### Task statement:
Say how many lines contain "отдельных", using only the number.

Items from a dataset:

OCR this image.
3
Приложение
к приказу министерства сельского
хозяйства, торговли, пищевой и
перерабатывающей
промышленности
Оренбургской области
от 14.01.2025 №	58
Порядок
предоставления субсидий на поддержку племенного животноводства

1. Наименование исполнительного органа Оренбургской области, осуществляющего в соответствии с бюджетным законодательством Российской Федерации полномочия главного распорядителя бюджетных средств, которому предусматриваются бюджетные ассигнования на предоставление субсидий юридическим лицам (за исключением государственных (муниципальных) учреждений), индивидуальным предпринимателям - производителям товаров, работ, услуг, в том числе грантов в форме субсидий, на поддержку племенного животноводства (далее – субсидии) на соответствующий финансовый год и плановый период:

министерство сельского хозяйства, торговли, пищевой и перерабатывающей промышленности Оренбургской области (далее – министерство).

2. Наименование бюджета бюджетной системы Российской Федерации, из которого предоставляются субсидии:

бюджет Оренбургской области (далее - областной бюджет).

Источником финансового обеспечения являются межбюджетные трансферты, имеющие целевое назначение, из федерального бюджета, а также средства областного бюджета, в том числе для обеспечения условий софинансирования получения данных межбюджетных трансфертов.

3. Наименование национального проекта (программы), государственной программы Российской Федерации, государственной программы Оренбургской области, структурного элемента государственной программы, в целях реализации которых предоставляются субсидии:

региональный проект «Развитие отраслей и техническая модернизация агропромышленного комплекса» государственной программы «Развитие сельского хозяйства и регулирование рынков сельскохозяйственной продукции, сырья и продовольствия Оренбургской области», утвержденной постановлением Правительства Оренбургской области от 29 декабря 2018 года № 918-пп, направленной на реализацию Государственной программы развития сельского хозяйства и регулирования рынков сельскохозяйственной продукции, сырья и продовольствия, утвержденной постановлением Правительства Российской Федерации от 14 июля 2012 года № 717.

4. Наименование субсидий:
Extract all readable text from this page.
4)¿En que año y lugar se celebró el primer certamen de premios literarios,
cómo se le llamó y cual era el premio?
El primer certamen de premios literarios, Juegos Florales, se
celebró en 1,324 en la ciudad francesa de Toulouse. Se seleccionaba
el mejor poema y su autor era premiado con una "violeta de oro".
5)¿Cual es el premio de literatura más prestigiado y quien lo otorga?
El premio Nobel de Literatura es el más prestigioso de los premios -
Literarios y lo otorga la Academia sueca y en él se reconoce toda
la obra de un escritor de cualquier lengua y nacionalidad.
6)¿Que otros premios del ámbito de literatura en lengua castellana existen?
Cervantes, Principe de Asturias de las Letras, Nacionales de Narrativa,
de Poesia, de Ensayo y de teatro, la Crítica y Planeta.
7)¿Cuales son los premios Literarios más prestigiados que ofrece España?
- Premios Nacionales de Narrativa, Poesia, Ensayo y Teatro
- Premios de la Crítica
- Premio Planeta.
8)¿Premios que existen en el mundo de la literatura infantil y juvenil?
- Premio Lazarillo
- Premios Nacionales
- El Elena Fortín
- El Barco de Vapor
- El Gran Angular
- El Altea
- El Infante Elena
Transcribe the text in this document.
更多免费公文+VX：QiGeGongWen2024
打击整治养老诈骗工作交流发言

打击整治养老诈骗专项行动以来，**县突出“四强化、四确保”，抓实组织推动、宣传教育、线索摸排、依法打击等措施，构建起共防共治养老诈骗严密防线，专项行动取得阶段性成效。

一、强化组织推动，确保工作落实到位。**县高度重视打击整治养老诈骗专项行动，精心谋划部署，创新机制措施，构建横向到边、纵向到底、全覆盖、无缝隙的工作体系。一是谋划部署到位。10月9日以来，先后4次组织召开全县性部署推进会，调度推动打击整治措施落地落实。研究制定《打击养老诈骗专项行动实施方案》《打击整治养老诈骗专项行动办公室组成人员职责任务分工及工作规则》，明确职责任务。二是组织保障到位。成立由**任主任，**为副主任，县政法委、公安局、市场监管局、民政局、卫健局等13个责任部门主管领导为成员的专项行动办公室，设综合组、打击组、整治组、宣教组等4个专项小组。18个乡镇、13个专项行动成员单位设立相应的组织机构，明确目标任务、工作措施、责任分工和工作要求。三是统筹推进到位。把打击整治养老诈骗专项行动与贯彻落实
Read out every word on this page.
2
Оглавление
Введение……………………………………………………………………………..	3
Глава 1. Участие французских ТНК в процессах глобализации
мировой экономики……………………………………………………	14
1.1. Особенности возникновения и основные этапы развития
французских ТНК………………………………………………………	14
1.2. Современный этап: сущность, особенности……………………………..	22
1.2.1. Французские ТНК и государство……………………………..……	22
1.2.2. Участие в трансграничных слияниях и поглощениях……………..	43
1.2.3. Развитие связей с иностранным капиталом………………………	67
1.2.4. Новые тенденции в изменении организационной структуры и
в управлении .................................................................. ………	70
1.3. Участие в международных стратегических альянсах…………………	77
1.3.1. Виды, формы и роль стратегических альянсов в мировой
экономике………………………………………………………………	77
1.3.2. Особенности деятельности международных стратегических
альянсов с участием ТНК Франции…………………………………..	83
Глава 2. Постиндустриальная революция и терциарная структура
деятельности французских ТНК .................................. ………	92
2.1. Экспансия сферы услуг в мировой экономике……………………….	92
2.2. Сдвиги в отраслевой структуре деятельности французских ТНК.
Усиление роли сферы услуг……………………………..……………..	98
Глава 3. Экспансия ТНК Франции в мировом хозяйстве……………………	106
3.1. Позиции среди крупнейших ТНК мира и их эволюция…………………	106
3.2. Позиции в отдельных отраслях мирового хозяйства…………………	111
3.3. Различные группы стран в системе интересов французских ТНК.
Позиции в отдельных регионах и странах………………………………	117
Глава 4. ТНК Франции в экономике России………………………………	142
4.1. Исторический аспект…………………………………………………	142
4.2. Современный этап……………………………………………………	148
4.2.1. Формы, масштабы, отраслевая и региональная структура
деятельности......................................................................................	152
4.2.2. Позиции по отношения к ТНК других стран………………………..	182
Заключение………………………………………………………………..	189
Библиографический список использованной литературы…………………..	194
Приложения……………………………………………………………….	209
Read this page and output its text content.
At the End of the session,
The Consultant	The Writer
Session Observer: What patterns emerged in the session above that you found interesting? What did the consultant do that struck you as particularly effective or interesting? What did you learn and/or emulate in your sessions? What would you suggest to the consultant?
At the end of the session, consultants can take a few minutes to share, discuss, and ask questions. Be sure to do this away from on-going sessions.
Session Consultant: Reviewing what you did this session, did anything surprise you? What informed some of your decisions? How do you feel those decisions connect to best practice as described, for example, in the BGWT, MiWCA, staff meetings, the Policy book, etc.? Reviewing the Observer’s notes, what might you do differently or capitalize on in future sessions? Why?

### Final result:
2